### [Short task]
Write out every entry exactly as given, but omit the pictures.

>> BEGIN

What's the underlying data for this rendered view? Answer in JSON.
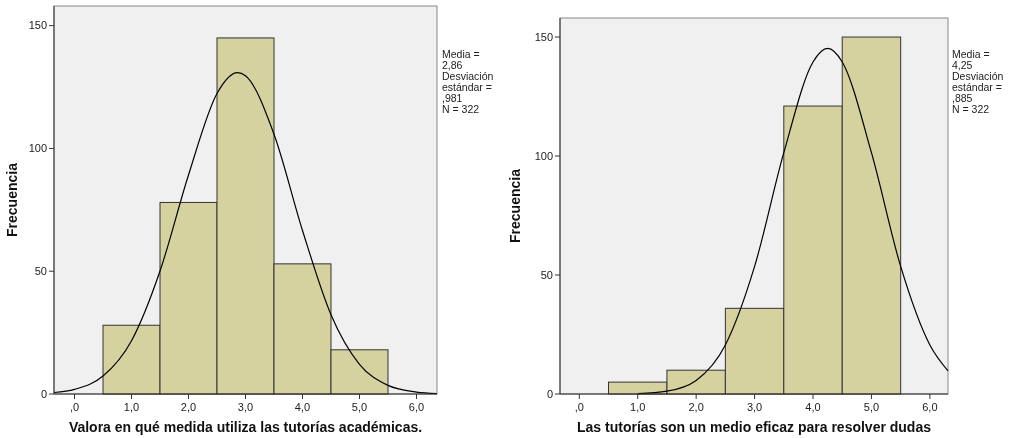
{
  "chart_data": [
    {
      "type": "histogram",
      "xlabel": "Valora en qué medida utiliza las tutorías académicas.",
      "ylabel": "Frecuencia",
      "bins": [
        0.5,
        1.5,
        2.5,
        3.5,
        4.5,
        5.5
      ],
      "values": [
        28,
        78,
        145,
        53,
        18
      ],
      "color": "#d5d2a0",
      "series": [
        {
          "type": "line",
          "color": "#000000",
          "x": [
            -0.36,
            0,
            0.5,
            1.0,
            1.5,
            2.0,
            2.5,
            2.86,
            3.0,
            3.5,
            4.0,
            4.5,
            5.0,
            5.5,
            6.0,
            6.36
          ],
          "values": [
            0.6,
            1.9,
            7.3,
            21.7,
            50.1,
            89.2,
            122.4,
            130.9,
            129.6,
            105.8,
            66.6,
            32.3,
            12.1,
            3.5,
            0.8,
            0.2
          ]
        }
      ],
      "xlim": [
        -0.36,
        6.36
      ],
      "xticks": [
        {
          "value": 0,
          "label": ",0"
        },
        {
          "value": 1,
          "label": "1,0"
        },
        {
          "value": 2,
          "label": "2,0"
        },
        {
          "value": 3,
          "label": "3,0"
        },
        {
          "value": 4,
          "label": "4,0"
        },
        {
          "value": 5,
          "label": "5,0"
        },
        {
          "value": 6,
          "label": "6,0"
        }
      ],
      "ylim": [
        0,
        158
      ],
      "yticks": [
        0,
        50,
        100,
        150
      ],
      "grid": false,
      "annotations": [
        "Media = 2,86",
        "Desviación estándar = ,981",
        "N = 322"
      ]
    },
    {
      "type": "histogram",
      "xlabel": "Las tutorías son un medio eficaz para resolver dudas",
      "ylabel": "Frecuencia",
      "bins": [
        0.5,
        1.5,
        2.5,
        3.5,
        4.5,
        5.5
      ],
      "values": [
        5,
        10,
        36,
        121,
        150
      ],
      "color": "#d5d2a0",
      "series": [
        {
          "type": "line",
          "color": "#000000",
          "x": [
            1.0,
            1.5,
            2.0,
            2.5,
            3.0,
            3.5,
            4.0,
            4.25,
            4.5,
            5.0,
            5.5,
            6.0,
            6.31
          ],
          "values": [
            0.2,
            1.2,
            5.7,
            20.6,
            53.6,
            101.4,
            139.5,
            145.2,
            139.5,
            101.4,
            53.6,
            20.6,
            9.7
          ]
        }
      ],
      "xlim": [
        -0.33,
        6.31
      ],
      "xticks": [
        {
          "value": 0,
          "label": ",0"
        },
        {
          "value": 1,
          "label": "1,0"
        },
        {
          "value": 2,
          "label": "2,0"
        },
        {
          "value": 3,
          "label": "3,0"
        },
        {
          "value": 4,
          "label": "4,0"
        },
        {
          "value": 5,
          "label": "5,0"
        },
        {
          "value": 6,
          "label": "6,0"
        }
      ],
      "ylim": [
        0,
        158
      ],
      "yticks": [
        0,
        50,
        100,
        150
      ],
      "grid": false,
      "annotations": [
        "Media = 4,25",
        "Desviación estándar = ,885",
        "N = 322"
      ]
    }
  ]
}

>> END

### [Task response]
What's the underlying data for this rendered view? Answer in JSON.
{
  "chart_data": [
    {
      "type": "histogram",
      "xlabel": "Valora en qué medida utiliza las tutorías académicas.",
      "ylabel": "Frecuencia",
      "bins": [
        0.5,
        1.5,
        2.5,
        3.5,
        4.5,
        5.5
      ],
      "values": [
        28,
        78,
        145,
        53,
        18
      ],
      "color": "#d5d2a0",
      "series": [
        {
          "type": "line",
          "color": "#000000",
          "x": [
            -0.36,
            0,
            0.5,
            1.0,
            1.5,
            2.0,
            2.5,
            2.86,
            3.0,
            3.5,
            4.0,
            4.5,
            5.0,
            5.5,
            6.0,
            6.36
          ],
          "values": [
            0.6,
            1.9,
            7.3,
            21.7,
            50.1,
            89.2,
            122.4,
            130.9,
            129.6,
            105.8,
            66.6,
            32.3,
            12.1,
            3.5,
            0.8,
            0.2
          ]
        }
      ],
      "xlim": [
        -0.36,
        6.36
      ],
      "xticks": [
        {
          "value": 0,
          "label": ",0"
        },
        {
          "value": 1,
          "label": "1,0"
        },
        {
          "value": 2,
          "label": "2,0"
        },
        {
          "value": 3,
          "label": "3,0"
        },
        {
          "value": 4,
          "label": "4,0"
        },
        {
          "value": 5,
          "label": "5,0"
        },
        {
          "value": 6,
          "label": "6,0"
        }
      ],
      "ylim": [
        0,
        158
      ],
      "yticks": [
        0,
        50,
        100,
        150
      ],
      "grid": false,
      "annotations": [
        "Media = 2,86",
        "Desviación estándar = ,981",
        "N = 322"
      ]
    },
    {
      "type": "histogram",
      "xlabel": "Las tutorías son un medio eficaz para resolver dudas",
      "ylabel": "Frecuencia",
      "bins": [
        0.5,
        1.5,
        2.5,
        3.5,
        4.5,
        5.5
      ],
      "values": [
        5,
        10,
        36,
        121,
        150
      ],
      "color": "#d5d2a0",
      "series": [
        {
          "type": "line",
          "color": "#000000",
          "x": [
            1.0,
            1.5,
            2.0,
            2.5,
            3.0,
            3.5,
            4.0,
            4.25,
            4.5,
            5.0,
            5.5,
            6.0,
            6.31
          ],
          "values": [
            0.2,
            1.2,
            5.7,
            20.6,
            53.6,
            101.4,
            139.5,
            145.2,
            139.5,
            101.4,
            53.6,
            20.6,
            9.7
          ]
        }
      ],
      "xlim": [
        -0.33,
        6.31
      ],
      "xticks": [
        {
          "value": 0,
          "label": ",0"
        },
        {
          "value": 1,
          "label": "1,0"
        },
        {
          "value": 2,
          "label": "2,0"
        },
        {
          "value": 3,
          "label": "3,0"
        },
        {
          "value": 4,
          "label": "4,0"
        },
        {
          "value": 5,
          "label": "5,0"
        },
        {
          "value": 6,
          "label": "6,0"
        }
      ],
      "ylim": [
        0,
        158
      ],
      "yticks": [
        0,
        50,
        100,
        150
      ],
      "grid": false,
      "annotations": [
        "Media = 4,25",
        "Desviación estándar = ,885",
        "N = 322"
      ]
    }
  ]
}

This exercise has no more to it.